Gather every line from the entries below that includes "Volltrockner".

○ ○ ○ ○

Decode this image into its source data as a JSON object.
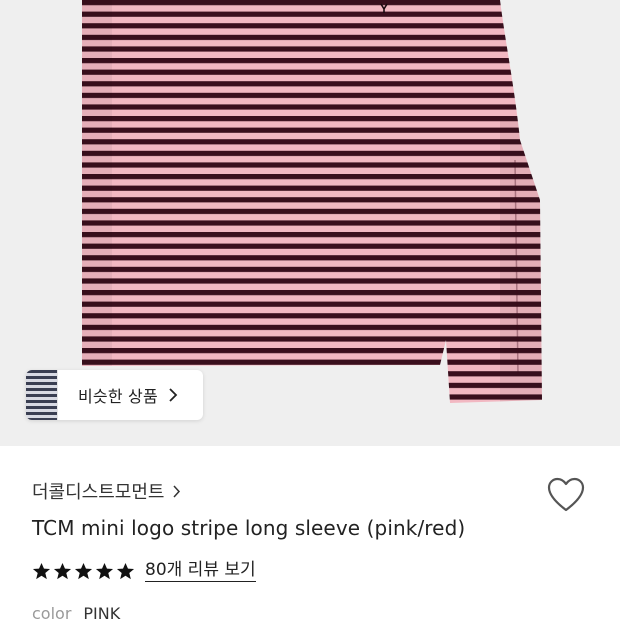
{
  "product": {
    "image_icon": "striped-long-sleeve-shirt",
    "stripe_colors": {
      "light": "#f2b8c2",
      "dark": "#3a0f1d"
    },
    "similar_button": {
      "label": "비슷한 상품",
      "icon": "chevron-right-icon"
    },
    "brand": "더콜디스트모먼트",
    "brand_icon": "chevron-right-icon",
    "wishlist_icon": "heart-outline-icon",
    "title": "TCM mini logo stripe long sleeve (pink/red)",
    "rating": {
      "stars": 5,
      "max": 5,
      "review_link": "80개 리뷰 보기"
    },
    "options": {
      "color_label": "color",
      "color_value": "PINK"
    }
  }
}
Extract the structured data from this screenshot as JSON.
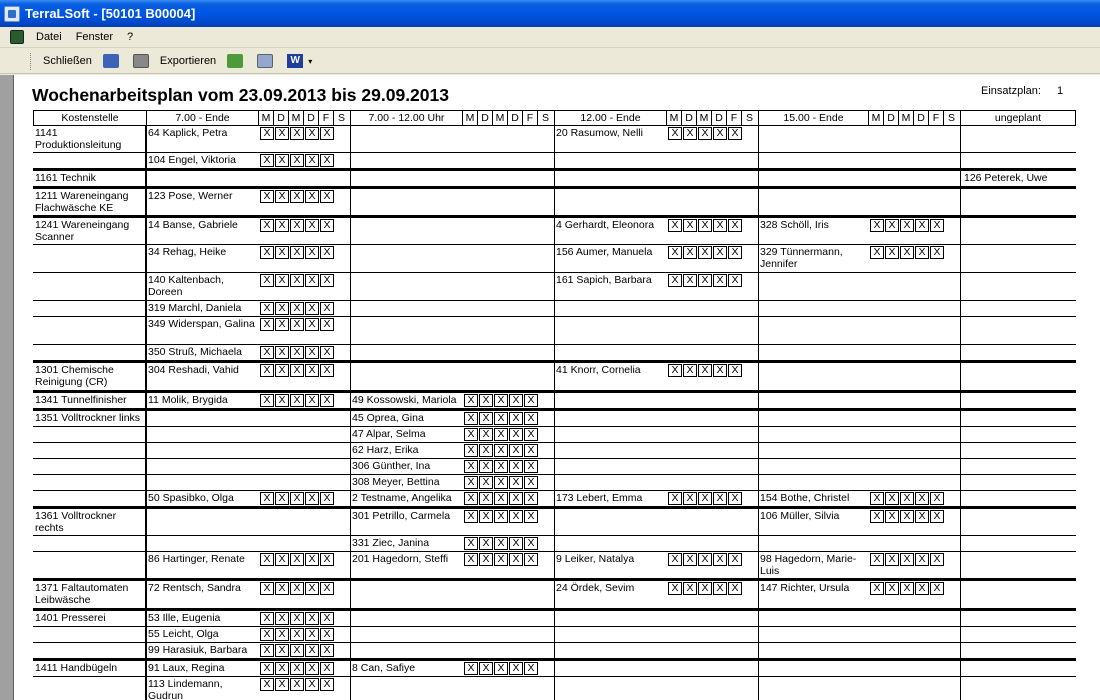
{
  "window": {
    "title": "TerraLSoft - [50101 B00004]"
  },
  "menu": {
    "items": [
      "Datei",
      "Fenster",
      "?"
    ]
  },
  "toolbar": {
    "close_label": "Schließen",
    "export_label": "Exportieren",
    "word_glyph": "W"
  },
  "report": {
    "title": "Wochenarbeitsplan vom 23.09.2013 bis 29.09.2013",
    "einsatz_label": "Einsatzplan:",
    "einsatz_value": "1",
    "headers": {
      "kostenstelle": "Kostenstelle",
      "shift1": "7.00 - Ende",
      "shift2": "7.00 - 12.00 Uhr",
      "shift3": "12.00 - Ende",
      "shift4": "15.00 - Ende",
      "ungeplant": "ungeplant",
      "days": [
        "M",
        "D",
        "M",
        "D",
        "F",
        "S"
      ]
    },
    "rows": [
      {
        "k": "1141 Produktionsleitung",
        "s1": "64 Kaplick, Petra",
        "d1": 5,
        "s2": "",
        "d2": 0,
        "s3": "20 Rasumow, Nelli",
        "d3": 5,
        "s4": "",
        "d4": 0,
        "u": "",
        "h": 26,
        "end": false
      },
      {
        "k": "",
        "s1": "104 Engel, Viktoria",
        "d1": 5,
        "s2": "",
        "d2": 0,
        "s3": "",
        "d3": 0,
        "s4": "",
        "d4": 0,
        "u": "",
        "h": 15,
        "end": true
      },
      {
        "k": "1161 Technik",
        "s1": "",
        "d1": 0,
        "s2": "",
        "d2": 0,
        "s3": "",
        "d3": 0,
        "s4": "",
        "d4": 0,
        "u": "126 Peterek, Uwe",
        "h": 15,
        "end": true
      },
      {
        "k": "1211 Wareneingang Flachwäsche KE",
        "s1": "123 Pose, Werner",
        "d1": 5,
        "s2": "",
        "d2": 0,
        "s3": "",
        "d3": 0,
        "s4": "",
        "d4": 0,
        "u": "",
        "h": 26,
        "end": true
      },
      {
        "k": "1241 Wareneingang Scanner",
        "s1": "14 Banse, Gabriele",
        "d1": 5,
        "s2": "",
        "d2": 0,
        "s3": "4 Gerhardt, Eleonora",
        "d3": 5,
        "s4": "328 Schöll, Iris",
        "d4": 5,
        "u": "",
        "h": 26,
        "end": false
      },
      {
        "k": "",
        "s1": "34 Rehag, Heike",
        "d1": 5,
        "s2": "",
        "d2": 0,
        "s3": "156 Aumer, Manuela",
        "d3": 5,
        "s4": "329 Tünnermann, Jennifer",
        "d4": 5,
        "u": "",
        "h": 27,
        "end": false
      },
      {
        "k": "",
        "s1": "140 Kaltenbach, Doreen",
        "d1": 5,
        "s2": "",
        "d2": 0,
        "s3": "161 Sapich, Barbara",
        "d3": 5,
        "s4": "",
        "d4": 0,
        "u": "",
        "h": 27,
        "end": false
      },
      {
        "k": "",
        "s1": "319 Marchl, Daniela",
        "d1": 5,
        "s2": "",
        "d2": 0,
        "s3": "",
        "d3": 0,
        "s4": "",
        "d4": 0,
        "u": "",
        "h": 15,
        "end": false
      },
      {
        "k": "",
        "s1": "349 Widerspan, Galina",
        "d1": 5,
        "s2": "",
        "d2": 0,
        "s3": "",
        "d3": 0,
        "s4": "",
        "d4": 0,
        "u": "",
        "h": 27,
        "end": false
      },
      {
        "k": "",
        "s1": "350 Struß, Michaela",
        "d1": 5,
        "s2": "",
        "d2": 0,
        "s3": "",
        "d3": 0,
        "s4": "",
        "d4": 0,
        "u": "",
        "h": 15,
        "end": true
      },
      {
        "k": "1301 Chemische Reinigung (CR)",
        "s1": "304 Reshadi, Vahid",
        "d1": 5,
        "s2": "",
        "d2": 0,
        "s3": "41 Knorr, Cornelia",
        "d3": 5,
        "s4": "",
        "d4": 0,
        "u": "",
        "h": 27,
        "end": true
      },
      {
        "k": "1341 Tunnelfinisher",
        "s1": "11 Molik, Brygida",
        "d1": 5,
        "s2": "49 Kossowski, Mariola",
        "d2": 5,
        "s3": "",
        "d3": 0,
        "s4": "",
        "d4": 0,
        "u": "",
        "h": 15,
        "end": true
      },
      {
        "k": "1351 Volltrockner links",
        "s1": "",
        "d1": 0,
        "s2": "45 Oprea, Gina",
        "d2": 5,
        "s3": "",
        "d3": 0,
        "s4": "",
        "d4": 0,
        "u": "",
        "h": 15,
        "end": false
      },
      {
        "k": "",
        "s1": "",
        "d1": 0,
        "s2": "47 Alpar, Selma",
        "d2": 5,
        "s3": "",
        "d3": 0,
        "s4": "",
        "d4": 0,
        "u": "",
        "h": 15,
        "end": false
      },
      {
        "k": "",
        "s1": "",
        "d1": 0,
        "s2": "62 Harz, Erika",
        "d2": 5,
        "s3": "",
        "d3": 0,
        "s4": "",
        "d4": 0,
        "u": "",
        "h": 15,
        "end": false
      },
      {
        "k": "",
        "s1": "",
        "d1": 0,
        "s2": "306 Günther, Ina",
        "d2": 5,
        "s3": "",
        "d3": 0,
        "s4": "",
        "d4": 0,
        "u": "",
        "h": 15,
        "end": false
      },
      {
        "k": "",
        "s1": "",
        "d1": 0,
        "s2": "308 Meyer, Bettina",
        "d2": 5,
        "s3": "",
        "d3": 0,
        "s4": "",
        "d4": 0,
        "u": "",
        "h": 15,
        "end": false
      },
      {
        "k": "",
        "s1": "50 Spasibko, Olga",
        "d1": 5,
        "s2": "2 Testname, Angelika",
        "d2": 5,
        "s3": "173 Lebert, Emma",
        "d3": 5,
        "s4": "154 Bothe, Christel",
        "d4": 5,
        "u": "",
        "h": 15,
        "end": true
      },
      {
        "k": "1361 Volltrockner rechts",
        "s1": "",
        "d1": 0,
        "s2": "301 Petrillo, Carmela",
        "d2": 5,
        "s3": "",
        "d3": 0,
        "s4": "106 Müller, Silvia",
        "d4": 5,
        "u": "",
        "h": 26,
        "end": false
      },
      {
        "k": "",
        "s1": "",
        "d1": 0,
        "s2": "331 Ziec, Janina",
        "d2": 5,
        "s3": "",
        "d3": 0,
        "s4": "",
        "d4": 0,
        "u": "",
        "h": 15,
        "end": false
      },
      {
        "k": "",
        "s1": "86 Hartinger, Renate",
        "d1": 5,
        "s2": "201 Hagedorn, Steffi",
        "d2": 5,
        "s3": "9 Leiker, Natalya",
        "d3": 5,
        "s4": "98 Hagedorn, Marie-Luis",
        "d4": 5,
        "u": "",
        "h": 26,
        "end": true
      },
      {
        "k": "1371 Faltautomaten Leibwäsche",
        "s1": "72 Rentsch, Sandra",
        "d1": 5,
        "s2": "",
        "d2": 0,
        "s3": "24 Ördek, Sevim",
        "d3": 5,
        "s4": "147 Richter, Ursula",
        "d4": 5,
        "u": "",
        "h": 27,
        "end": true
      },
      {
        "k": "1401 Presserei",
        "s1": "53 Ille, Eugenia",
        "d1": 5,
        "s2": "",
        "d2": 0,
        "s3": "",
        "d3": 0,
        "s4": "",
        "d4": 0,
        "u": "",
        "h": 15,
        "end": false
      },
      {
        "k": "",
        "s1": "55 Leicht, Olga",
        "d1": 5,
        "s2": "",
        "d2": 0,
        "s3": "",
        "d3": 0,
        "s4": "",
        "d4": 0,
        "u": "",
        "h": 15,
        "end": false
      },
      {
        "k": "",
        "s1": "99 Harasiuk, Barbara",
        "d1": 5,
        "s2": "",
        "d2": 0,
        "s3": "",
        "d3": 0,
        "s4": "",
        "d4": 0,
        "u": "",
        "h": 15,
        "end": true
      },
      {
        "k": "1411 Handbügeln",
        "s1": "91 Laux, Regina",
        "d1": 5,
        "s2": "8 Can, Safiye",
        "d2": 5,
        "s3": "",
        "d3": 0,
        "s4": "",
        "d4": 0,
        "u": "",
        "h": 15,
        "end": false
      },
      {
        "k": "",
        "s1": "113 Lindemann, Gudrun",
        "d1": 5,
        "s2": "",
        "d2": 0,
        "s3": "",
        "d3": 0,
        "s4": "",
        "d4": 0,
        "u": "",
        "h": 27,
        "end": false
      }
    ]
  }
}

○ ○ ○ ○

Correct result:
        "k": "1351 Volltrockner links",
        "k": "1361 Volltrockner rechts",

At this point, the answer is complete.